**Written instruction:** What follows is a block of records; restate each one word for word.

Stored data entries
- - - - -
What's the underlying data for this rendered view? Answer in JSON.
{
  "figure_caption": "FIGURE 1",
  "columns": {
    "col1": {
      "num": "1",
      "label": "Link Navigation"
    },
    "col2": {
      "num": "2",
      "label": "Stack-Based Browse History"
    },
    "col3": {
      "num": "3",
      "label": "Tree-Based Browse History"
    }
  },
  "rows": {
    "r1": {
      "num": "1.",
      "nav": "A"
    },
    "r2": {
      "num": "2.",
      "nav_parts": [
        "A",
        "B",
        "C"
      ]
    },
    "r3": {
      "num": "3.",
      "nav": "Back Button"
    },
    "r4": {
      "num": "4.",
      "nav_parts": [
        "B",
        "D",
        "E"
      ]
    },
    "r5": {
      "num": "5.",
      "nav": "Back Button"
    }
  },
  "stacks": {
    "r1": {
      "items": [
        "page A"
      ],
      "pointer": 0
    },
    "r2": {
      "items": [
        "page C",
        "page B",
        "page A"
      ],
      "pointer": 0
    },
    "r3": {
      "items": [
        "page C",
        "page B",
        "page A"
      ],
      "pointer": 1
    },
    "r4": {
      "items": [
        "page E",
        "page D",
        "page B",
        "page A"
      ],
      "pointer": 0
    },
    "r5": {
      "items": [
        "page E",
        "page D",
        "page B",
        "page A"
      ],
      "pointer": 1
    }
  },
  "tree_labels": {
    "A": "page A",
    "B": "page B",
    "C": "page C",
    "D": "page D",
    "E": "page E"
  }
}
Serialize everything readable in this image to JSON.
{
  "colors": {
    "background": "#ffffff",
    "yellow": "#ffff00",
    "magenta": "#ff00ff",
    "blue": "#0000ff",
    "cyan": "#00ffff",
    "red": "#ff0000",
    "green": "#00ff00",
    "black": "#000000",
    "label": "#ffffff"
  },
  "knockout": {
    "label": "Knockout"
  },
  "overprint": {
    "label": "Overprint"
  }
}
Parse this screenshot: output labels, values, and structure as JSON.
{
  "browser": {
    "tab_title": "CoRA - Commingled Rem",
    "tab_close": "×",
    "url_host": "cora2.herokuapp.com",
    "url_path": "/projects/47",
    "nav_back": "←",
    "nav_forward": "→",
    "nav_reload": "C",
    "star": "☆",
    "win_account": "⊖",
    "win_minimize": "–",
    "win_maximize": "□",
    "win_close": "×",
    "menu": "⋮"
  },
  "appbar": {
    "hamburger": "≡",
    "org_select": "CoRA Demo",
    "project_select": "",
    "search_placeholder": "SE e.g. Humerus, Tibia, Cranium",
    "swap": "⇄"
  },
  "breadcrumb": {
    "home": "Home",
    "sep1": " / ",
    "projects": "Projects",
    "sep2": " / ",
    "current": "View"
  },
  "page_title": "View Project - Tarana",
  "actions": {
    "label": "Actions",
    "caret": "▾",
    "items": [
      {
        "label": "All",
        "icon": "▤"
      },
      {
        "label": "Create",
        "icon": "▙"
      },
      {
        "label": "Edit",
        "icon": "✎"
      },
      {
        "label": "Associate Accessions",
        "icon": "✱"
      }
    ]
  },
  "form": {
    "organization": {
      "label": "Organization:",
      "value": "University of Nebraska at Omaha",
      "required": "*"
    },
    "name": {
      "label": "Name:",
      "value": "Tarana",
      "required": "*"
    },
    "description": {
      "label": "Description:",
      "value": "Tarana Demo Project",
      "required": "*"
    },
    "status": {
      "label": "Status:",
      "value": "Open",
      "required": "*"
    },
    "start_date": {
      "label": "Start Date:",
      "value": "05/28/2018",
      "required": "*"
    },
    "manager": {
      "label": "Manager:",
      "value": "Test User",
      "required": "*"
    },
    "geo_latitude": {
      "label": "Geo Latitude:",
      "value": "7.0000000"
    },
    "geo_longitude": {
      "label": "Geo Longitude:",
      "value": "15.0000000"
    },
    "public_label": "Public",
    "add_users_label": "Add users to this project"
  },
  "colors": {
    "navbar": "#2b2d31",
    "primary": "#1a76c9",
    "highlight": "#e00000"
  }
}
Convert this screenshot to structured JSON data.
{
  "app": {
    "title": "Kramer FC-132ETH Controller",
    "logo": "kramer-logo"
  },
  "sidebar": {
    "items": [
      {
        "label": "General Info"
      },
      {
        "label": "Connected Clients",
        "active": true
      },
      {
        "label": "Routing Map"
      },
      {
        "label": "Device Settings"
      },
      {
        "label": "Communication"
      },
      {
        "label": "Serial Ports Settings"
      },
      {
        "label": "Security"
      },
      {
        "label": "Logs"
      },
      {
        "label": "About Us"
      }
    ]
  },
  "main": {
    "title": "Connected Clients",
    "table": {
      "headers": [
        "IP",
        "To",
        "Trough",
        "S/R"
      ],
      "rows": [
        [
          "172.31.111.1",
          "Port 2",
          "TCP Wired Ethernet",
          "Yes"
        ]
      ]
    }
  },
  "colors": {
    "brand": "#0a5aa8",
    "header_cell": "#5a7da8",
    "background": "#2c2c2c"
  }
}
- - - - -
**Expected answer:**
What's the underlying data for this rendered view? Answer in JSON.
{
  "figure_caption": "FIGURE 1",
  "columns": {
    "col1": {
      "num": "1",
      "label": "Link Navigation"
    },
    "col2": {
      "num": "2",
      "label": "Stack-Based Browse History"
    },
    "col3": {
      "num": "3",
      "label": "Tree-Based Browse History"
    }
  },
  "rows": {
    "r1": {
      "num": "1.",
      "nav": "A"
    },
    "r2": {
      "num": "2.",
      "nav_parts": [
        "A",
        "B",
        "C"
      ]
    },
    "r3": {
      "num": "3.",
      "nav": "Back Button"
    },
    "r4": {
      "num": "4.",
      "nav_parts": [
        "B",
        "D",
        "E"
      ]
    },
    "r5": {
      "num": "5.",
      "nav": "Back Button"
    }
  },
  "stacks": {
    "r1": {
      "items": [
        "page A"
      ],
      "pointer": 0
    },
    "r2": {
      "items": [
        "page C",
        "page B",
        "page A"
      ],
      "pointer": 0
    },
    "r3": {
      "items": [
        "page C",
        "page B",
        "page A"
      ],
      "pointer": 1
    },
    "r4": {
      "items": [
        "page E",
        "page D",
        "page B",
        "page A"
      ],
      "pointer": 0
    },
    "r5": {
      "items": [
        "page E",
        "page D",
        "page B",
        "page A"
      ],
      "pointer": 1
    }
  },
  "tree_labels": {
    "A": "page A",
    "B": "page B",
    "C": "page C",
    "D": "page D",
    "E": "page E"
  }
}
Serialize everything readable in this image to JSON.
{
  "colors": {
    "background": "#ffffff",
    "yellow": "#ffff00",
    "magenta": "#ff00ff",
    "blue": "#0000ff",
    "cyan": "#00ffff",
    "red": "#ff0000",
    "green": "#00ff00",
    "black": "#000000",
    "label": "#ffffff"
  },
  "knockout": {
    "label": "Knockout"
  },
  "overprint": {
    "label": "Overprint"
  }
}
Parse this screenshot: output labels, values, and structure as JSON.
{
  "browser": {
    "tab_title": "CoRA - Commingled Rem",
    "tab_close": "×",
    "url_host": "cora2.herokuapp.com",
    "url_path": "/projects/47",
    "nav_back": "←",
    "nav_forward": "→",
    "nav_reload": "C",
    "star": "☆",
    "win_account": "⊖",
    "win_minimize": "–",
    "win_maximize": "□",
    "win_close": "×",
    "menu": "⋮"
  },
  "appbar": {
    "hamburger": "≡",
    "org_select": "CoRA Demo",
    "project_select": "",
    "search_placeholder": "SE e.g. Humerus, Tibia, Cranium",
    "swap": "⇄"
  },
  "breadcrumb": {
    "home": "Home",
    "sep1": " / ",
    "projects": "Projects",
    "sep2": " / ",
    "current": "View"
  },
  "page_title": "View Project - Tarana",
  "actions": {
    "label": "Actions",
    "caret": "▾",
    "items": [
      {
        "label": "All",
        "icon": "▤"
      },
      {
        "label": "Create",
        "icon": "▙"
      },
      {
        "label": "Edit",
        "icon": "✎"
      },
      {
        "label": "Associate Accessions",
        "icon": "✱"
      }
    ]
  },
  "form": {
    "organization": {
      "label": "Organization:",
      "value": "University of Nebraska at Omaha",
      "required": "*"
    },
    "name": {
      "label": "Name:",
      "value": "Tarana",
      "required": "*"
    },
    "description": {
      "label": "Description:",
      "value": "Tarana Demo Project",
      "required": "*"
    },
    "status": {
      "label": "Status:",
      "value": "Open",
      "required": "*"
    },
    "start_date": {
      "label": "Start Date:",
      "value": "05/28/2018",
      "required": "*"
    },
    "manager": {
      "label": "Manager:",
      "value": "Test User",
      "required": "*"
    },
    "geo_latitude": {
      "label": "Geo Latitude:",
      "value": "7.0000000"
    },
    "geo_longitude": {
      "label": "Geo Longitude:",
      "value": "15.0000000"
    },
    "public_label": "Public",
    "add_users_label": "Add users to this project"
  },
  "colors": {
    "navbar": "#2b2d31",
    "primary": "#1a76c9",
    "highlight": "#e00000"
  }
}
Convert this screenshot to structured JSON data.
{
  "app": {
    "title": "Kramer FC-132ETH Controller",
    "logo": "kramer-logo"
  },
  "sidebar": {
    "items": [
      {
        "label": "General Info"
      },
      {
        "label": "Connected Clients",
        "active": true
      },
      {
        "label": "Routing Map"
      },
      {
        "label": "Device Settings"
      },
      {
        "label": "Communication"
      },
      {
        "label": "Serial Ports Settings"
      },
      {
        "label": "Security"
      },
      {
        "label": "Logs"
      },
      {
        "label": "About Us"
      }
    ]
  },
  "main": {
    "title": "Connected Clients",
    "table": {
      "headers": [
        "IP",
        "To",
        "Trough",
        "S/R"
      ],
      "rows": [
        [
          "172.31.111.1",
          "Port 2",
          "TCP Wired Ethernet",
          "Yes"
        ]
      ]
    }
  },
  "colors": {
    "brand": "#0a5aa8",
    "header_cell": "#5a7da8",
    "background": "#2c2c2c"
  }
}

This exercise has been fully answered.